EXERCISE REQUIREMENTS ::
Exactly as written, retype the listing below, omitting the pictures.

RECORDS SHOWN ::

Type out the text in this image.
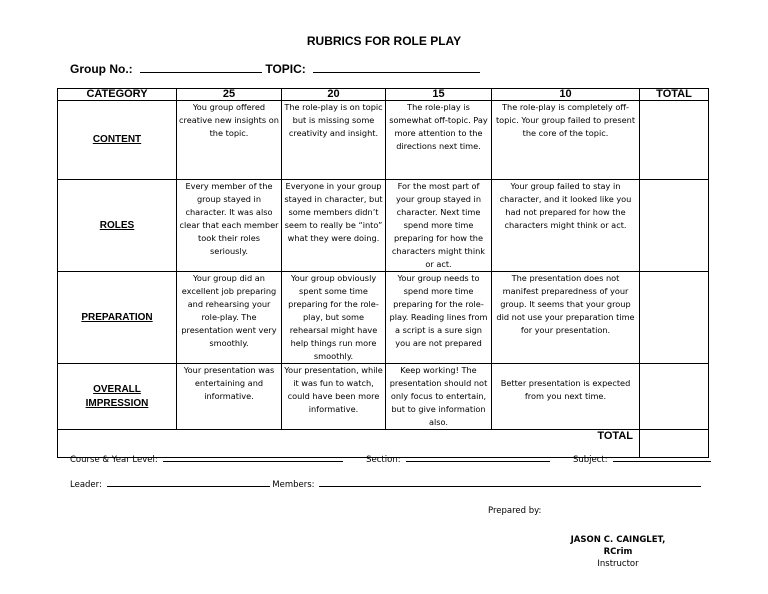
RUBRICS FOR ROLE PLAY
Group No.:	TOPIC:
CATEGORY	25	20	15	10	TOTAL
CONTENT	You group offered creative new insights on the topic.	The role-play is on topic but is missing some creativity and insight.	The role-play is somewhat off-topic. Pay more attention to the directions next time.	The role-play is completely off-topic. Your group failed to present the core of the topic.	
ROLES	Every member of the group stayed in character. It was also clear that each member took their roles seriously.	Everyone in your group stayed in character, but some members didn’t seem to really be “into” what they were doing.	For the most part of your group stayed in character. Next time spend more time preparing for how the characters might think or act.	Your group failed to stay in character, and it looked like you had not prepared for how the characters might think or act.	
PREPARATION	Your group did an excellent job preparing and rehearsing your role-play. The presentation went very smoothly.	Your group obviously spent some time preparing for the role-play, but some rehearsal might have help things run more smoothly.	Your group needs to spend more time preparing for the role-play. Reading lines from a script is a sure sign you are not prepared	The presentation does not manifest preparedness of your group. It seems that your group did not use your preparation time for your presentation.	
OVERALL IMPRESSION	Your presentation was entertaining and informative.	Your presentation, while it was fun to watch, could have been more informative.	Keep working! The presentation should not only focus to entertain, but to give information also.	Better presentation is expected from you next time.	
TOTAL					
Course & Year Level:	Section:	Subject:
Leader:	Members:
Prepared by:
JASON C. CAINGLET, RCrim
Instructor
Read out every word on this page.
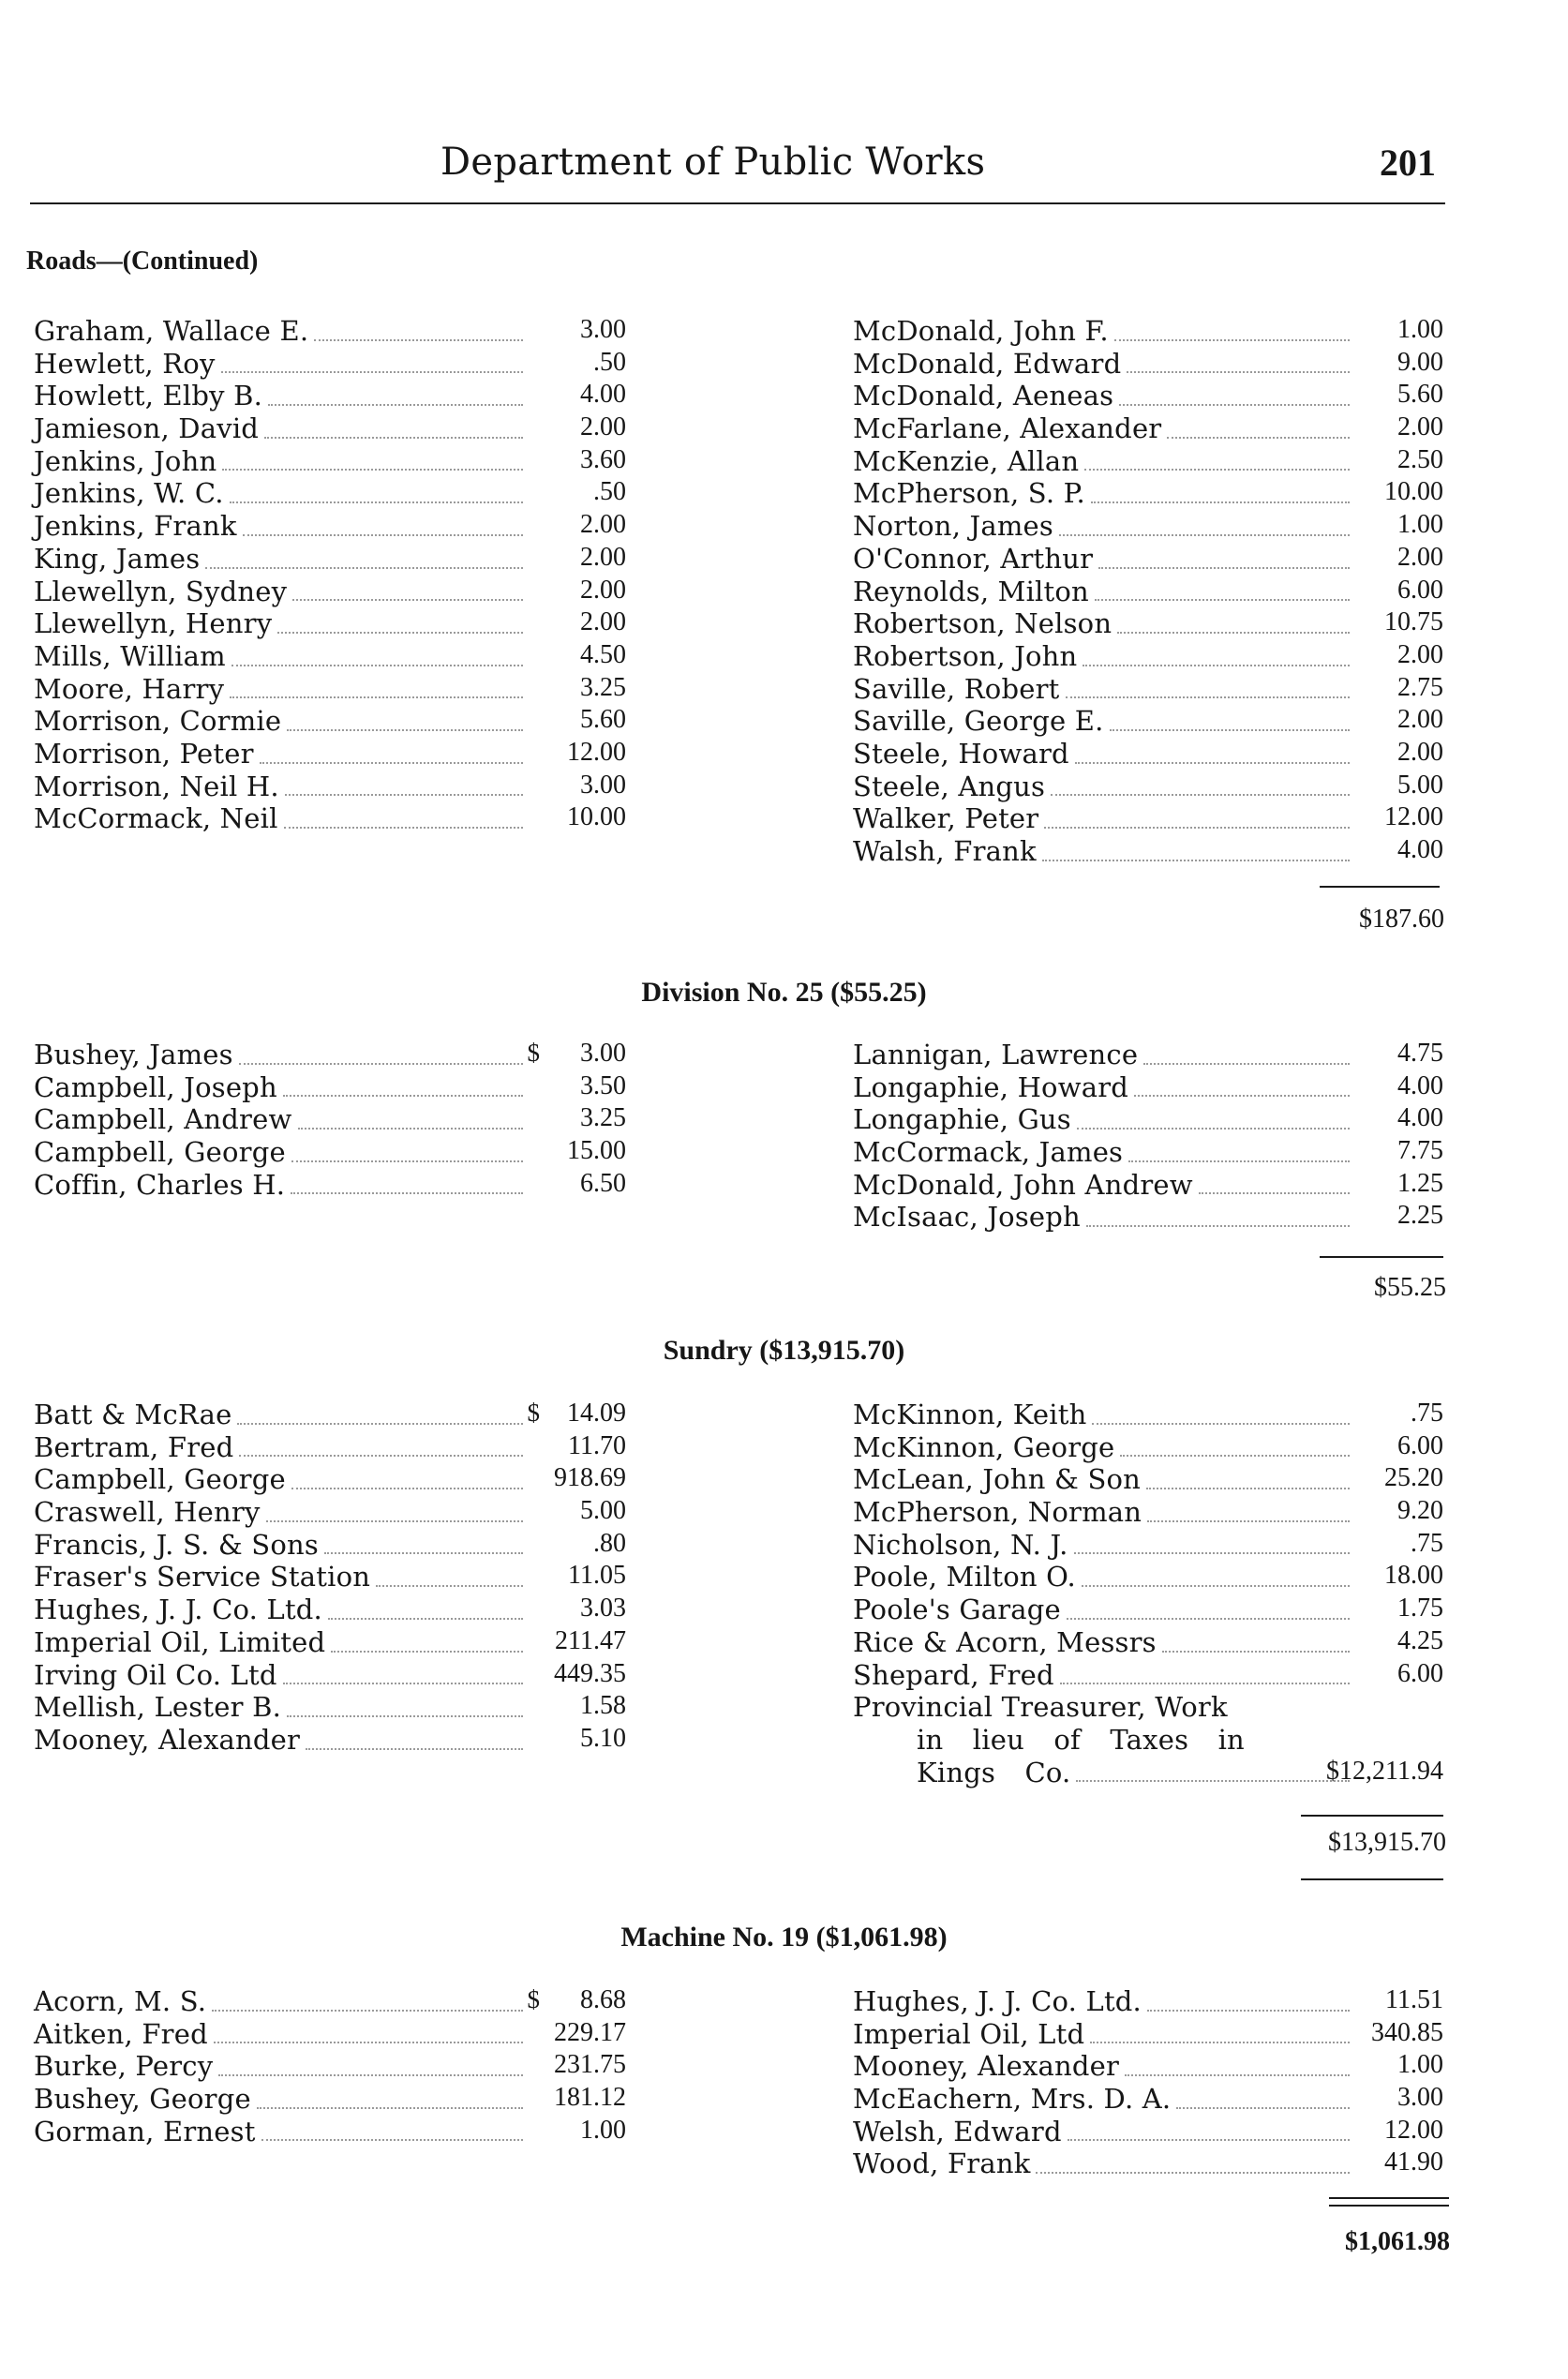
Department of Public Works	201
Roads—(Continued)
Graham, Wallace E.	3.00
Hewlett, Roy	.50
Howlett, Elby B.	4.00
Jamieson, David	2.00
Jenkins, John	3.60
Jenkins, W. C.	.50
Jenkins, Frank	2.00
King, James	2.00
Llewellyn, Sydney	2.00
Llewellyn, Henry	2.00
Mills, William	4.50
Moore, Harry	3.25
Morrison, Cormie	5.60
Morrison, Peter	12.00
Morrison, Neil H.	3.00
McCormack, Neil	10.00
McDonald, John F.	1.00
McDonald, Edward	9.00
McDonald, Aeneas	5.60
McFarlane, Alexander	2.00
McKenzie, Allan	2.50
McPherson, S. P.	10.00
Norton, James	1.00
O'Connor, Arthur	2.00
Reynolds, Milton	6.00
Robertson, Nelson	10.75
Robertson, John	2.00
Saville, Robert	2.75
Saville, George E.	2.00
Steele, Howard	2.00
Steele, Angus	5.00
Walker, Peter	12.00
Walsh, Frank	4.00
$187.60
Division No. 25 ($55.25)
Bushey, James	$ 3.00
Campbell, Joseph	3.50
Campbell, Andrew	3.25
Campbell, George	15.00
Coffin, Charles H.	6.50
Lannigan, Lawrence	4.75
Longaphie, Howard	4.00
Longaphie, Gus	4.00
McCormack, James	7.75
McDonald, John Andrew	1.25
McIsaac, Joseph	2.25
$55.25
Sundry ($13,915.70)
Batt & McRae	$ 14.09
Bertram, Fred	11.70
Campbell, George	918.69
Craswell, Henry	5.00
Francis, J. S. & Sons	.80
Fraser's Service Station	11.05
Hughes, J. J. Co. Ltd.	3.03
Imperial Oil, Limited	211.47
Irving Oil Co. Ltd	449.35
Mellish, Lester B.	1.58
Mooney, Alexander	5.10
McKinnon, Keith	.75
McKinnon, George	6.00
McLean, John & Son	25.20
McPherson, Norman	9.20
Nicholson, N. J.	.75
Poole, Milton O.	18.00
Poole's Garage	1.75
Rice & Acorn, Messrs	4.25
Shepard, Fred	6.00
Provincial Treasurer, Work
in lieu of Taxes in
Kings Co.	$12,211.94
$13,915.70
Machine No. 19 ($1,061.98)
Acorn, M. S.	$ 8.68
Aitken, Fred	229.17
Burke, Percy	231.75
Bushey, George	181.12
Gorman, Ernest	1.00
Hughes, J. J. Co. Ltd.	11.51
Imperial Oil, Ltd	340.85
Mooney, Alexander	1.00
McEachern, Mrs. D. A.	3.00
Welsh, Edward	12.00
Wood, Frank	41.90
$1,061.98
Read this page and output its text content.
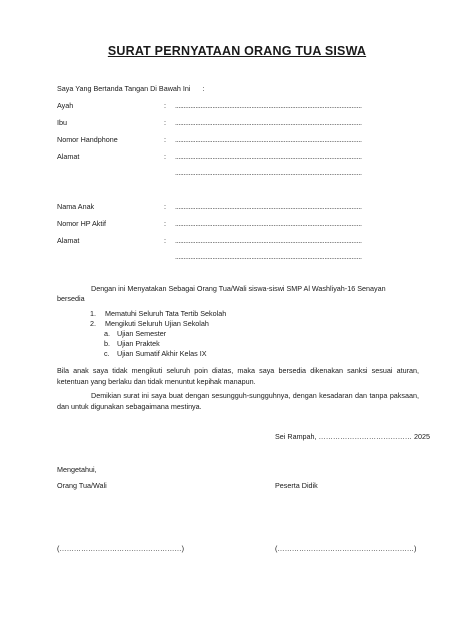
SURAT PERNYATAAN ORANG TUA SISWA
Saya Yang Bertanda Tangan Di Bawah Ini :
Ayah	: ..............................................................................................................
Ibu	: ..............................................................................................................
Nomor Handphone	: ..............................................................................................................
Alamat	: ..............................................................................................................
..............................................................................................................
Nama Anak	: ..............................................................................................................
Nomor HP Aktif	: ..............................................................................................................
Alamat	: ..............................................................................................................
..............................................................................................................
Dengan ini Menyatakan Sebagai Orang Tua/Wali siswa-siswi SMP Al Washliyah-16 Senayan
bersedia
1. Mematuhi Seluruh Tata Tertib Sekolah
2. Mengikuti Seluruh Ujian Sekolah
a. Ujian Semester
b. Ujian Praktek
c. Ujian Sumatif Akhir Kelas IX
Bila anak saya tidak mengikuti seluruh poin diatas, maka saya bersedia dikenakan sanksi sesuai aturan, ketentuan yang berlaku dan tidak menuntut kepihak manapun.
Demikian surat ini saya buat dengan sesungguh-sungguhnya, dengan kesadaran dan tanpa paksaan, dan untuk digunakan sebagaimana mestinya.
Sei Rampah, ………………………………… 2025
Mengetahui,
Orang Tua/Wali	Peserta Didik
(……………………………………………)	(…………………………………………………)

CORRECT OUTPUT ::
Type out the text in this image.
RUBRICS FOR ROLE PLAY
Group No.:	TOPIC:
CATEGORY	25	20	15	10	TOTAL
CONTENT	You group offered creative new insights on the topic.	The role-play is on topic but is missing some creativity and insight.	The role-play is somewhat off-topic. Pay more attention to the directions next time.	The role-play is completely off-topic. Your group failed to present the core of the topic.	
ROLES	Every member of the group stayed in character. It was also clear that each member took their roles seriously.	Everyone in your group stayed in character, but some members didn’t seem to really be “into” what they were doing.	For the most part of your group stayed in character. Next time spend more time preparing for how the characters might think or act.	Your group failed to stay in character, and it looked like you had not prepared for how the characters might think or act.	
PREPARATION	Your group did an excellent job preparing and rehearsing your role-play. The presentation went very smoothly.	Your group obviously spent some time preparing for the role-play, but some rehearsal might have help things run more smoothly.	Your group needs to spend more time preparing for the role-play. Reading lines from a script is a sure sign you are not prepared	The presentation does not manifest preparedness of your group. It seems that your group did not use your preparation time for your presentation.	
OVERALL IMPRESSION	Your presentation was entertaining and informative.	Your presentation, while it was fun to watch, could have been more informative.	Keep working! The presentation should not only focus to entertain, but to give information also.	Better presentation is expected from you next time.	
TOTAL					
Course & Year Level:	Section:	Subject:
Leader:	Members:
Prepared by:
JASON C. CAINGLET, RCrim
Instructor
Read out every word on this page.
Department of Public Works	201
Roads—(Continued)
Graham, Wallace E.	3.00
Hewlett, Roy	.50
Howlett, Elby B.	4.00
Jamieson, David	2.00
Jenkins, John	3.60
Jenkins, W. C.	.50
Jenkins, Frank	2.00
King, James	2.00
Llewellyn, Sydney	2.00
Llewellyn, Henry	2.00
Mills, William	4.50
Moore, Harry	3.25
Morrison, Cormie	5.60
Morrison, Peter	12.00
Morrison, Neil H.	3.00
McCormack, Neil	10.00
McDonald, John F.	1.00
McDonald, Edward	9.00
McDonald, Aeneas	5.60
McFarlane, Alexander	2.00
McKenzie, Allan	2.50
McPherson, S. P.	10.00
Norton, James	1.00
O'Connor, Arthur	2.00
Reynolds, Milton	6.00
Robertson, Nelson	10.75
Robertson, John	2.00
Saville, Robert	2.75
Saville, George E.	2.00
Steele, Howard	2.00
Steele, Angus	5.00
Walker, Peter	12.00
Walsh, Frank	4.00
$187.60
Division No. 25 ($55.25)
Bushey, James	$ 3.00
Campbell, Joseph	3.50
Campbell, Andrew	3.25
Campbell, George	15.00
Coffin, Charles H.	6.50
Lannigan, Lawrence	4.75
Longaphie, Howard	4.00
Longaphie, Gus	4.00
McCormack, James	7.75
McDonald, John Andrew	1.25
McIsaac, Joseph	2.25
$55.25
Sundry ($13,915.70)
Batt & McRae	$ 14.09
Bertram, Fred	11.70
Campbell, George	918.69
Craswell, Henry	5.00
Francis, J. S. & Sons	.80
Fraser's Service Station	11.05
Hughes, J. J. Co. Ltd.	3.03
Imperial Oil, Limited	211.47
Irving Oil Co. Ltd	449.35
Mellish, Lester B.	1.58
Mooney, Alexander	5.10
McKinnon, Keith	.75
McKinnon, George	6.00
McLean, John & Son	25.20
McPherson, Norman	9.20
Nicholson, N. J.	.75
Poole, Milton O.	18.00
Poole's Garage	1.75
Rice & Acorn, Messrs	4.25
Shepard, Fred	6.00
Provincial Treasurer, Work
in lieu of Taxes in
Kings Co.	$12,211.94
$13,915.70
Machine No. 19 ($1,061.98)
Acorn, M. S.	$ 8.68
Aitken, Fred	229.17
Burke, Percy	231.75
Bushey, George	181.12
Gorman, Ernest	1.00
Hughes, J. J. Co. Ltd.	11.51
Imperial Oil, Ltd	340.85
Mooney, Alexander	1.00
McEachern, Mrs. D. A.	3.00
Welsh, Edward	12.00
Wood, Frank	41.90
$1,061.98
Read this page and output its text content.
SURAT PERNYATAAN ORANG TUA SISWA
Saya Yang Bertanda Tangan Di Bawah Ini :
Ayah	: ..............................................................................................................
Ibu	: ..............................................................................................................
Nomor Handphone	: ..............................................................................................................
Alamat	: ..............................................................................................................
..............................................................................................................
Nama Anak	: ..............................................................................................................
Nomor HP Aktif	: ..............................................................................................................
Alamat	: ..............................................................................................................
..............................................................................................................
Dengan ini Menyatakan Sebagai Orang Tua/Wali siswa-siswi SMP Al Washliyah-16 Senayan
bersedia
1. Mematuhi Seluruh Tata Tertib Sekolah
2. Mengikuti Seluruh Ujian Sekolah
a. Ujian Semester
b. Ujian Praktek
c. Ujian Sumatif Akhir Kelas IX
Bila anak saya tidak mengikuti seluruh poin diatas, maka saya bersedia dikenakan sanksi sesuai aturan, ketentuan yang berlaku dan tidak menuntut kepihak manapun.
Demikian surat ini saya buat dengan sesungguh-sungguhnya, dengan kesadaran dan tanpa paksaan, dan untuk digunakan sebagaimana mestinya.
Sei Rampah, ………………………………… 2025
Mengetahui,
Orang Tua/Wali	Peserta Didik
(……………………………………………)	(…………………………………………………)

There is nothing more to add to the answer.